SUPPLIED MATERIAL:
# # #
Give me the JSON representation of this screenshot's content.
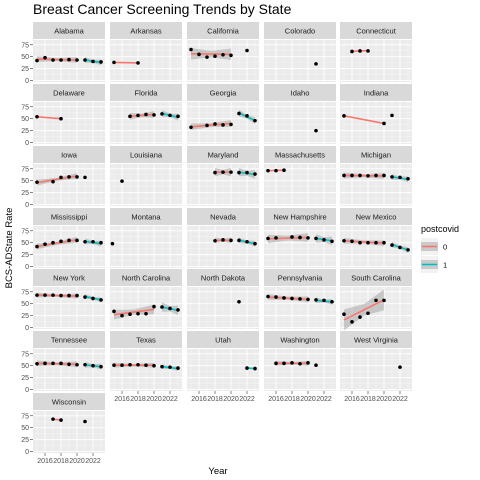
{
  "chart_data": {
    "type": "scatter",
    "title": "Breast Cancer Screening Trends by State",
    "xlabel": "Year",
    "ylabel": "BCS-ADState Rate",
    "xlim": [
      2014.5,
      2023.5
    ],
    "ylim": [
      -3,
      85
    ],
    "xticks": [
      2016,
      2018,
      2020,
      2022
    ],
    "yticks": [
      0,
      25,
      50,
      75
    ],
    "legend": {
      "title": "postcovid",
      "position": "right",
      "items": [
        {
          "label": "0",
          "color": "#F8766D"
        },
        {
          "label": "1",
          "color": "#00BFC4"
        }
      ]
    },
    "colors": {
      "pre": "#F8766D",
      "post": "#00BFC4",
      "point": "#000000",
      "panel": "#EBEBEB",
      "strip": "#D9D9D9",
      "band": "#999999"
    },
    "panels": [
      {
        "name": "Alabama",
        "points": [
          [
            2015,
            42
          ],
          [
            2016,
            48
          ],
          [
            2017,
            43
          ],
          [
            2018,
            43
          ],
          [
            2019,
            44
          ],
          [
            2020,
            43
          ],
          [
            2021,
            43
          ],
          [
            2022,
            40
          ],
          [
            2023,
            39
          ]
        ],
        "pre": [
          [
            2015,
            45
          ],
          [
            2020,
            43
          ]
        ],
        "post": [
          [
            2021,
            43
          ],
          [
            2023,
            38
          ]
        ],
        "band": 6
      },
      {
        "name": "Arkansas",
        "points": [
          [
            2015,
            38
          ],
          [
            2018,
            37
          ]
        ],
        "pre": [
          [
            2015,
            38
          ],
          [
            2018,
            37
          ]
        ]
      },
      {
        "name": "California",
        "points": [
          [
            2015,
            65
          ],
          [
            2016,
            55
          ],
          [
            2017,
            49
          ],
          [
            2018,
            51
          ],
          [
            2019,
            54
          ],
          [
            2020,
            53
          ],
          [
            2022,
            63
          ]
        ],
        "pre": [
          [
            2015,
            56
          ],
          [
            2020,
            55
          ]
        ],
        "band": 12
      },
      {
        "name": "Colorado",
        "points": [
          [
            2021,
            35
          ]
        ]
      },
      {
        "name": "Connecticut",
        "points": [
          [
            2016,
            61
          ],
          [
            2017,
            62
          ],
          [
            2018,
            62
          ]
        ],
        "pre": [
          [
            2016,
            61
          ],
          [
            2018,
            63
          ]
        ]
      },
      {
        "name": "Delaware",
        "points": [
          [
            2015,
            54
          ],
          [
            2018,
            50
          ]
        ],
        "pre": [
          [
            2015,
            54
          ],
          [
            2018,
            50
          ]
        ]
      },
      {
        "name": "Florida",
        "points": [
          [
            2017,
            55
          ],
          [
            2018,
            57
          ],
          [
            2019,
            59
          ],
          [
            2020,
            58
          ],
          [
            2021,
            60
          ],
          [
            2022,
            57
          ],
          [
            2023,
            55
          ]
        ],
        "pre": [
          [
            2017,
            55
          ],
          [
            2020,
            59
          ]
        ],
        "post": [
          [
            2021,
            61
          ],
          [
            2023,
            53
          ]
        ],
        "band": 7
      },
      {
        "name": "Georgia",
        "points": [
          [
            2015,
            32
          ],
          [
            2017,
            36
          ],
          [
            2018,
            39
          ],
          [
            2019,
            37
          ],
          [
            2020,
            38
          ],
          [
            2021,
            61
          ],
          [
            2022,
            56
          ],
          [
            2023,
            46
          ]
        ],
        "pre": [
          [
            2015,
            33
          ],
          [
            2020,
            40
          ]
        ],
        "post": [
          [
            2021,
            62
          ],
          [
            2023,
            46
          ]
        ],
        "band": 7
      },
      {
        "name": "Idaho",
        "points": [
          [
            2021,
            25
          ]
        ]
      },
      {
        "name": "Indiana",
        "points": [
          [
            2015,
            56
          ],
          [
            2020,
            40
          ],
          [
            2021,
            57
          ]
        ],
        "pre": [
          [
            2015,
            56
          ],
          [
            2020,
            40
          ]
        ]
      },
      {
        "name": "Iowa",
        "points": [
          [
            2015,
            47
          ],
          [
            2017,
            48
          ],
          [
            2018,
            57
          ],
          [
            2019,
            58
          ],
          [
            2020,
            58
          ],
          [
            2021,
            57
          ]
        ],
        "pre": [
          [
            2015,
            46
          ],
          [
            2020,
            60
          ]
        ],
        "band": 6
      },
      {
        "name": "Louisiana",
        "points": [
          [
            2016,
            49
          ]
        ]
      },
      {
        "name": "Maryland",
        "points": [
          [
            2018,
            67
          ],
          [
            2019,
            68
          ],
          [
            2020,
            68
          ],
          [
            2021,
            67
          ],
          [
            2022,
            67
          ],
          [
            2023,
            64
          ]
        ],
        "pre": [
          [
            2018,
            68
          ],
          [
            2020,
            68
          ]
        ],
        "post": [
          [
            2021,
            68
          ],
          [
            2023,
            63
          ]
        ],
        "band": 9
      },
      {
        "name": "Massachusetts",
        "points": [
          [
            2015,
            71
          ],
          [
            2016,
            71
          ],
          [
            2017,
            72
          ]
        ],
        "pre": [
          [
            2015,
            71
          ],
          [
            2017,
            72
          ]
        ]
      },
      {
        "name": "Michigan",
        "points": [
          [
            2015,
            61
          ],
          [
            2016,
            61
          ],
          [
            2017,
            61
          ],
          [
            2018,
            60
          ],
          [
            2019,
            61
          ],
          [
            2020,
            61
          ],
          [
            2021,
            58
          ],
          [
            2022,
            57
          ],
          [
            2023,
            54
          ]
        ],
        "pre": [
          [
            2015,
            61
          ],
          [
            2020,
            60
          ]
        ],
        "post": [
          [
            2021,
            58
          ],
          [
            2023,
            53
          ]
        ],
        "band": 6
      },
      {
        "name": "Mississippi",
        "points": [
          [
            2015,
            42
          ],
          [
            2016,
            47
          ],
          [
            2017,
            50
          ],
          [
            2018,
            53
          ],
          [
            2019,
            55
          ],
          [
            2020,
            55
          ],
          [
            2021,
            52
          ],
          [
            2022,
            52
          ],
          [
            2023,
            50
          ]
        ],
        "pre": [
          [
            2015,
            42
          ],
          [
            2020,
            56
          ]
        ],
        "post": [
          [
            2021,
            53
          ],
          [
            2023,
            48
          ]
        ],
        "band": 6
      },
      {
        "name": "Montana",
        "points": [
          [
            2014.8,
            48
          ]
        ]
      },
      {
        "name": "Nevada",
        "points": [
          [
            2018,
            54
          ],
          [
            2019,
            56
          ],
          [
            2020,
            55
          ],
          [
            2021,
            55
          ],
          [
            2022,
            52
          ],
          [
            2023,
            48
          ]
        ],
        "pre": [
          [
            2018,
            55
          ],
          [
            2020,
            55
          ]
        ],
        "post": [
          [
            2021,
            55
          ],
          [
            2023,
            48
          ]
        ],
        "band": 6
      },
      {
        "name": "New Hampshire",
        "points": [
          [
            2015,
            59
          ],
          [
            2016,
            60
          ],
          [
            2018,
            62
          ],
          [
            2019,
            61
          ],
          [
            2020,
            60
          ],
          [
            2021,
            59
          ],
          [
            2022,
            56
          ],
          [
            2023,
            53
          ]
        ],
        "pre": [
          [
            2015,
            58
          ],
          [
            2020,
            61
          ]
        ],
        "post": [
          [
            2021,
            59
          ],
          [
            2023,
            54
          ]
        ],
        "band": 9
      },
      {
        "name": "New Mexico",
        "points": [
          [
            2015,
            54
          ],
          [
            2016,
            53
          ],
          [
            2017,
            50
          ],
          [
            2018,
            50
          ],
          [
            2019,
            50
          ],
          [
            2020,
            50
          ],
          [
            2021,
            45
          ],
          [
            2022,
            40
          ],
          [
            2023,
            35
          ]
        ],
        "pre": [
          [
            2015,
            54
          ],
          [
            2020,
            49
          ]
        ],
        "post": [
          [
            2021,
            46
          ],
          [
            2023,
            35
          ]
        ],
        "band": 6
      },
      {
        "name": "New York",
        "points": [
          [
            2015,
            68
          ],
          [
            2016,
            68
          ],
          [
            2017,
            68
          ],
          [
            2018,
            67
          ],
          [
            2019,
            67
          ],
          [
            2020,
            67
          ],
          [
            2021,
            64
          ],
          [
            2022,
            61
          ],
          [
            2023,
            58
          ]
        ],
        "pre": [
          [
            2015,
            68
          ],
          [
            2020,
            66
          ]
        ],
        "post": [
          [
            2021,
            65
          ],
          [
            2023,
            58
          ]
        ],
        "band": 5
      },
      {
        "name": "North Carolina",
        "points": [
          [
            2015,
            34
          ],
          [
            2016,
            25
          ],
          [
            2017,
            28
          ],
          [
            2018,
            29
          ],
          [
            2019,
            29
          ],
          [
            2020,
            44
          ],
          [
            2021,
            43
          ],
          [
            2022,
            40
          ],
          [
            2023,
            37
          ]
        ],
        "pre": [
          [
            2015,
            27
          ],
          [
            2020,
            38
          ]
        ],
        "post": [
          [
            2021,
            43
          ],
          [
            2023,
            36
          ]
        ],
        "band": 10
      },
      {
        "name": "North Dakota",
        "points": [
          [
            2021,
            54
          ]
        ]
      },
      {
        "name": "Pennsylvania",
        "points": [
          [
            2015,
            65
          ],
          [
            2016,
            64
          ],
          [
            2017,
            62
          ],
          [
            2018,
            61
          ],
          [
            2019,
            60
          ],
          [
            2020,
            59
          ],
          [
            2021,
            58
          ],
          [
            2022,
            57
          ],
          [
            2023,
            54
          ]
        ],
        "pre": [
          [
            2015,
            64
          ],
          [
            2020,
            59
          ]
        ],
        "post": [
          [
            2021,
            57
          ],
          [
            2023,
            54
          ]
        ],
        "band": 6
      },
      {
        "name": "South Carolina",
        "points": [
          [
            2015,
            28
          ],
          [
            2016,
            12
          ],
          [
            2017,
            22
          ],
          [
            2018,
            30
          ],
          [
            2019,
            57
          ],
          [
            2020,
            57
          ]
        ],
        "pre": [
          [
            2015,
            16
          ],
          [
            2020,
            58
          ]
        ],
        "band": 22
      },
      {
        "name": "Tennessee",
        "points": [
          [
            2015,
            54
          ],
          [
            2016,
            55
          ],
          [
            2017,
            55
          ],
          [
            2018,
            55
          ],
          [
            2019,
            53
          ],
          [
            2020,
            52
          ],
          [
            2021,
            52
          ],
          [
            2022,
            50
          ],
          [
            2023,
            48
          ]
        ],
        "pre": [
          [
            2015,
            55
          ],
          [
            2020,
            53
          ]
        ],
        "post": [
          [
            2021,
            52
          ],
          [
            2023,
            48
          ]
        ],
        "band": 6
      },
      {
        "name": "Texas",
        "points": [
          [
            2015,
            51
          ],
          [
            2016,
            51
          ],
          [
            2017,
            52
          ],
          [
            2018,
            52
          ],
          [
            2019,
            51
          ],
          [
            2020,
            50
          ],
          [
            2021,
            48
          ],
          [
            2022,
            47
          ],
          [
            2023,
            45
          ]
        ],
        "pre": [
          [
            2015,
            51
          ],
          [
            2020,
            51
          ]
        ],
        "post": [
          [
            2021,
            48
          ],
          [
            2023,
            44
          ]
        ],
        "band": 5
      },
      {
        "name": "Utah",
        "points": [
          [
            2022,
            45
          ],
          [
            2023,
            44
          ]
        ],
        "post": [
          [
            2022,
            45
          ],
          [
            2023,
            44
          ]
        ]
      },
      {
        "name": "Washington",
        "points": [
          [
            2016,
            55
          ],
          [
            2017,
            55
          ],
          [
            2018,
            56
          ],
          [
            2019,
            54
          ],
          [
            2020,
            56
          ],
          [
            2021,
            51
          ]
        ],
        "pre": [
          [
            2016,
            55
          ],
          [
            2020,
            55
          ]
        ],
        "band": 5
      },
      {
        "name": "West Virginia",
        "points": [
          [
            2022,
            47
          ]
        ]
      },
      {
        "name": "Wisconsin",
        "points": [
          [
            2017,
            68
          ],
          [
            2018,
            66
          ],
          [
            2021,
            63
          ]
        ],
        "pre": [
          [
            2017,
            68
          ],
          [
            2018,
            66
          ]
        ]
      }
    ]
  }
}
# # #
REQUIRED WORK:
How many of the lines above hold the word "Carolina"? Give only that number.

SOLUTION FOR THIS PROBLEM:
2